• _What this task involves_
Copy out the listing that follows exactly, dropping every picture.

• _The input_
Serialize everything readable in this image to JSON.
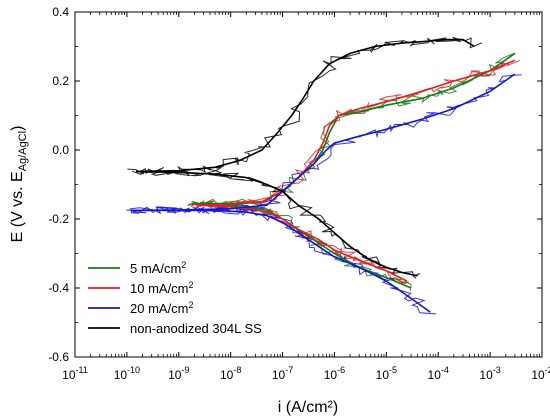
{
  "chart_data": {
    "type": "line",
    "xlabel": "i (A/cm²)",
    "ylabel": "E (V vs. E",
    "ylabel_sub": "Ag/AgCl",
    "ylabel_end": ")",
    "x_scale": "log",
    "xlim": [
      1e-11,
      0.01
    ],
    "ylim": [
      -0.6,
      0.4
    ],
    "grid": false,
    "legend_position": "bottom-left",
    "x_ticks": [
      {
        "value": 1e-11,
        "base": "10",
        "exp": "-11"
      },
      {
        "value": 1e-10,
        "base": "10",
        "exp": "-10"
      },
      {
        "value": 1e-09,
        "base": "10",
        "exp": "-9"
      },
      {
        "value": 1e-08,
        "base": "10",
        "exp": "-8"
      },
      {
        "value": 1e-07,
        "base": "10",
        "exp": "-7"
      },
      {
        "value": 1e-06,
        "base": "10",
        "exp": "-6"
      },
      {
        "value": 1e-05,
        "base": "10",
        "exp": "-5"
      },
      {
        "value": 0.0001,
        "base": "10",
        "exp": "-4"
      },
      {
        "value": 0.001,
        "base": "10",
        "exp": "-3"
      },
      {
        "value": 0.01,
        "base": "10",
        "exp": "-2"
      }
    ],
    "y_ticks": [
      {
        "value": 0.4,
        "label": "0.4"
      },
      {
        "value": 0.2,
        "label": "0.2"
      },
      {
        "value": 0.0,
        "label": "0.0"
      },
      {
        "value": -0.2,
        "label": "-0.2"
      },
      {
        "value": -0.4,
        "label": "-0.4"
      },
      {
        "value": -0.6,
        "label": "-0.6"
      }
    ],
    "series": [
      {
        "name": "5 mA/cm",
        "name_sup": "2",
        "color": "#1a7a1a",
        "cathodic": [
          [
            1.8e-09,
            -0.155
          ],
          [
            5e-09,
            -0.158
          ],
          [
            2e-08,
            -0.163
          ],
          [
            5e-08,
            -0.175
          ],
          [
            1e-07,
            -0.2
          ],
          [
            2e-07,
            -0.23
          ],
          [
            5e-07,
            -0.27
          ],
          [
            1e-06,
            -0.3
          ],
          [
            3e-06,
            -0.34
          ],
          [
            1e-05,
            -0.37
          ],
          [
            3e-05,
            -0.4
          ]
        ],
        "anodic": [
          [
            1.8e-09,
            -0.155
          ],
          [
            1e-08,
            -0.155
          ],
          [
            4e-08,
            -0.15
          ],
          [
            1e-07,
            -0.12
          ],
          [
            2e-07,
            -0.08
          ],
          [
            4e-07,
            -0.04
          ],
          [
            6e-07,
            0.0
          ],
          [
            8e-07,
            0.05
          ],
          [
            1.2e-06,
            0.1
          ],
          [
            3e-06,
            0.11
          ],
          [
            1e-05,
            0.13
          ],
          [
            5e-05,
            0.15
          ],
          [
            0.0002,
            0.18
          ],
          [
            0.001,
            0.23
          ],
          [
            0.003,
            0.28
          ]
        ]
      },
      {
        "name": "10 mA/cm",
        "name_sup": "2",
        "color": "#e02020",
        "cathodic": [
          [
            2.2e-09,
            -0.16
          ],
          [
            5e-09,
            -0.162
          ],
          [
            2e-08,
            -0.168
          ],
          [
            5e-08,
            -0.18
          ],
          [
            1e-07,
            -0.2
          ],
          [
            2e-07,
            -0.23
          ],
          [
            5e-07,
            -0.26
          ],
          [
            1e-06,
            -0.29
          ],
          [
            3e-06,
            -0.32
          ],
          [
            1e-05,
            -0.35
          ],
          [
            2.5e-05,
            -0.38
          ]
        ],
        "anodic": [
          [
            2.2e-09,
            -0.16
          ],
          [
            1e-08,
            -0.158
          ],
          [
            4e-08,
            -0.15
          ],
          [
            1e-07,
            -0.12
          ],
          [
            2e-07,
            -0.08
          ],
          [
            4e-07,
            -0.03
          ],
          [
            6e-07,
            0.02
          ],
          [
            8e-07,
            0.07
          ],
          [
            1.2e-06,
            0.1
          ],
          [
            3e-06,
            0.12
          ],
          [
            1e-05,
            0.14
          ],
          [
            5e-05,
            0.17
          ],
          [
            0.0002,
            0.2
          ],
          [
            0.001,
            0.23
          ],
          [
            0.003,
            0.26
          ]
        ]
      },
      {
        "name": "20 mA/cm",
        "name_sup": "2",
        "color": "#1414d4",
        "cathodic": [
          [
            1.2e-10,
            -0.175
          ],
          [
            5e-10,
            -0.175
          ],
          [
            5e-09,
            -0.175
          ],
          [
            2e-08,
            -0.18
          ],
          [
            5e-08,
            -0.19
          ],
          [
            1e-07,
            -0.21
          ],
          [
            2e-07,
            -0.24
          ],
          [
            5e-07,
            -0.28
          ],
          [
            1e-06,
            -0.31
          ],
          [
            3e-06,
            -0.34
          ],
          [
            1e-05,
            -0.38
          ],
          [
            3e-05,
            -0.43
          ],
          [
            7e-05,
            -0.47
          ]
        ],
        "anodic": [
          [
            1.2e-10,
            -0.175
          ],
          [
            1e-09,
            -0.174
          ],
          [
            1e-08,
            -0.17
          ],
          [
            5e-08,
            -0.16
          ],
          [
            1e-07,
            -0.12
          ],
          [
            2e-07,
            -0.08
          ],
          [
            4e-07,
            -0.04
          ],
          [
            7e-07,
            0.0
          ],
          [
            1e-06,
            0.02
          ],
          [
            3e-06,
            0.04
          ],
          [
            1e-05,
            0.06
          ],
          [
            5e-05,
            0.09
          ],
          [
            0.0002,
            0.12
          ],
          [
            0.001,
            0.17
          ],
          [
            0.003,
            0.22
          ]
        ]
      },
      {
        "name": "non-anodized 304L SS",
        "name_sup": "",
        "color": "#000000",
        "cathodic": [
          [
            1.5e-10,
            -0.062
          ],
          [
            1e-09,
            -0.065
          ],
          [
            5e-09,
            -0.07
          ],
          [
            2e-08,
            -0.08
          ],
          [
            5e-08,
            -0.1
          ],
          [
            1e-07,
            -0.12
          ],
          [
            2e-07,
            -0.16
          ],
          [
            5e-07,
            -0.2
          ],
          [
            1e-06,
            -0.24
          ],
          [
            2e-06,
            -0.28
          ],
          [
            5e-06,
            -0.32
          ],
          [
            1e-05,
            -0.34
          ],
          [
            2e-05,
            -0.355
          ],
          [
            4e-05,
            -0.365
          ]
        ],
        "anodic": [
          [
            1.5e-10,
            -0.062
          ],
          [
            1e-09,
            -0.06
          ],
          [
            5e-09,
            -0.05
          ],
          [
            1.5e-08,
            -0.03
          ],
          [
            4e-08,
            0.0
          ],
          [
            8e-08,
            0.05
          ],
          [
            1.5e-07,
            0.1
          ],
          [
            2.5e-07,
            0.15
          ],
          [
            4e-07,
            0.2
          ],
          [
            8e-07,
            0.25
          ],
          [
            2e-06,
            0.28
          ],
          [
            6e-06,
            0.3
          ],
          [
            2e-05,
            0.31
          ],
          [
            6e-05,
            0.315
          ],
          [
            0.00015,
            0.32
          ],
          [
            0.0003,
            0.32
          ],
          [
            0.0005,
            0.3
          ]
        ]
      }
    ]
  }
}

• _Solved exercise_
Serialize everything readable in this image to JSON.
{
  "chart_data": {
    "type": "line",
    "xlabel": "i (A/cm²)",
    "ylabel": "E (V vs. E",
    "ylabel_sub": "Ag/AgCl",
    "ylabel_end": ")",
    "x_scale": "log",
    "xlim": [
      1e-11,
      0.01
    ],
    "ylim": [
      -0.6,
      0.4
    ],
    "grid": false,
    "legend_position": "bottom-left",
    "x_ticks": [
      {
        "value": 1e-11,
        "base": "10",
        "exp": "-11"
      },
      {
        "value": 1e-10,
        "base": "10",
        "exp": "-10"
      },
      {
        "value": 1e-09,
        "base": "10",
        "exp": "-9"
      },
      {
        "value": 1e-08,
        "base": "10",
        "exp": "-8"
      },
      {
        "value": 1e-07,
        "base": "10",
        "exp": "-7"
      },
      {
        "value": 1e-06,
        "base": "10",
        "exp": "-6"
      },
      {
        "value": 1e-05,
        "base": "10",
        "exp": "-5"
      },
      {
        "value": 0.0001,
        "base": "10",
        "exp": "-4"
      },
      {
        "value": 0.001,
        "base": "10",
        "exp": "-3"
      },
      {
        "value": 0.01,
        "base": "10",
        "exp": "-2"
      }
    ],
    "y_ticks": [
      {
        "value": 0.4,
        "label": "0.4"
      },
      {
        "value": 0.2,
        "label": "0.2"
      },
      {
        "value": 0.0,
        "label": "0.0"
      },
      {
        "value": -0.2,
        "label": "-0.2"
      },
      {
        "value": -0.4,
        "label": "-0.4"
      },
      {
        "value": -0.6,
        "label": "-0.6"
      }
    ],
    "series": [
      {
        "name": "5 mA/cm",
        "name_sup": "2",
        "color": "#1a7a1a",
        "cathodic": [
          [
            1.8e-09,
            -0.155
          ],
          [
            5e-09,
            -0.158
          ],
          [
            2e-08,
            -0.163
          ],
          [
            5e-08,
            -0.175
          ],
          [
            1e-07,
            -0.2
          ],
          [
            2e-07,
            -0.23
          ],
          [
            5e-07,
            -0.27
          ],
          [
            1e-06,
            -0.3
          ],
          [
            3e-06,
            -0.34
          ],
          [
            1e-05,
            -0.37
          ],
          [
            3e-05,
            -0.4
          ]
        ],
        "anodic": [
          [
            1.8e-09,
            -0.155
          ],
          [
            1e-08,
            -0.155
          ],
          [
            4e-08,
            -0.15
          ],
          [
            1e-07,
            -0.12
          ],
          [
            2e-07,
            -0.08
          ],
          [
            4e-07,
            -0.04
          ],
          [
            6e-07,
            0.0
          ],
          [
            8e-07,
            0.05
          ],
          [
            1.2e-06,
            0.1
          ],
          [
            3e-06,
            0.11
          ],
          [
            1e-05,
            0.13
          ],
          [
            5e-05,
            0.15
          ],
          [
            0.0002,
            0.18
          ],
          [
            0.001,
            0.23
          ],
          [
            0.003,
            0.28
          ]
        ]
      },
      {
        "name": "10 mA/cm",
        "name_sup": "2",
        "color": "#e02020",
        "cathodic": [
          [
            2.2e-09,
            -0.16
          ],
          [
            5e-09,
            -0.162
          ],
          [
            2e-08,
            -0.168
          ],
          [
            5e-08,
            -0.18
          ],
          [
            1e-07,
            -0.2
          ],
          [
            2e-07,
            -0.23
          ],
          [
            5e-07,
            -0.26
          ],
          [
            1e-06,
            -0.29
          ],
          [
            3e-06,
            -0.32
          ],
          [
            1e-05,
            -0.35
          ],
          [
            2.5e-05,
            -0.38
          ]
        ],
        "anodic": [
          [
            2.2e-09,
            -0.16
          ],
          [
            1e-08,
            -0.158
          ],
          [
            4e-08,
            -0.15
          ],
          [
            1e-07,
            -0.12
          ],
          [
            2e-07,
            -0.08
          ],
          [
            4e-07,
            -0.03
          ],
          [
            6e-07,
            0.02
          ],
          [
            8e-07,
            0.07
          ],
          [
            1.2e-06,
            0.1
          ],
          [
            3e-06,
            0.12
          ],
          [
            1e-05,
            0.14
          ],
          [
            5e-05,
            0.17
          ],
          [
            0.0002,
            0.2
          ],
          [
            0.001,
            0.23
          ],
          [
            0.003,
            0.26
          ]
        ]
      },
      {
        "name": "20 mA/cm",
        "name_sup": "2",
        "color": "#1414d4",
        "cathodic": [
          [
            1.2e-10,
            -0.175
          ],
          [
            5e-10,
            -0.175
          ],
          [
            5e-09,
            -0.175
          ],
          [
            2e-08,
            -0.18
          ],
          [
            5e-08,
            -0.19
          ],
          [
            1e-07,
            -0.21
          ],
          [
            2e-07,
            -0.24
          ],
          [
            5e-07,
            -0.28
          ],
          [
            1e-06,
            -0.31
          ],
          [
            3e-06,
            -0.34
          ],
          [
            1e-05,
            -0.38
          ],
          [
            3e-05,
            -0.43
          ],
          [
            7e-05,
            -0.47
          ]
        ],
        "anodic": [
          [
            1.2e-10,
            -0.175
          ],
          [
            1e-09,
            -0.174
          ],
          [
            1e-08,
            -0.17
          ],
          [
            5e-08,
            -0.16
          ],
          [
            1e-07,
            -0.12
          ],
          [
            2e-07,
            -0.08
          ],
          [
            4e-07,
            -0.04
          ],
          [
            7e-07,
            0.0
          ],
          [
            1e-06,
            0.02
          ],
          [
            3e-06,
            0.04
          ],
          [
            1e-05,
            0.06
          ],
          [
            5e-05,
            0.09
          ],
          [
            0.0002,
            0.12
          ],
          [
            0.001,
            0.17
          ],
          [
            0.003,
            0.22
          ]
        ]
      },
      {
        "name": "non-anodized 304L SS",
        "name_sup": "",
        "color": "#000000",
        "cathodic": [
          [
            1.5e-10,
            -0.062
          ],
          [
            1e-09,
            -0.065
          ],
          [
            5e-09,
            -0.07
          ],
          [
            2e-08,
            -0.08
          ],
          [
            5e-08,
            -0.1
          ],
          [
            1e-07,
            -0.12
          ],
          [
            2e-07,
            -0.16
          ],
          [
            5e-07,
            -0.2
          ],
          [
            1e-06,
            -0.24
          ],
          [
            2e-06,
            -0.28
          ],
          [
            5e-06,
            -0.32
          ],
          [
            1e-05,
            -0.34
          ],
          [
            2e-05,
            -0.355
          ],
          [
            4e-05,
            -0.365
          ]
        ],
        "anodic": [
          [
            1.5e-10,
            -0.062
          ],
          [
            1e-09,
            -0.06
          ],
          [
            5e-09,
            -0.05
          ],
          [
            1.5e-08,
            -0.03
          ],
          [
            4e-08,
            0.0
          ],
          [
            8e-08,
            0.05
          ],
          [
            1.5e-07,
            0.1
          ],
          [
            2.5e-07,
            0.15
          ],
          [
            4e-07,
            0.2
          ],
          [
            8e-07,
            0.25
          ],
          [
            2e-06,
            0.28
          ],
          [
            6e-06,
            0.3
          ],
          [
            2e-05,
            0.31
          ],
          [
            6e-05,
            0.315
          ],
          [
            0.00015,
            0.32
          ],
          [
            0.0003,
            0.32
          ],
          [
            0.0005,
            0.3
          ]
        ]
      }
    ]
  }
}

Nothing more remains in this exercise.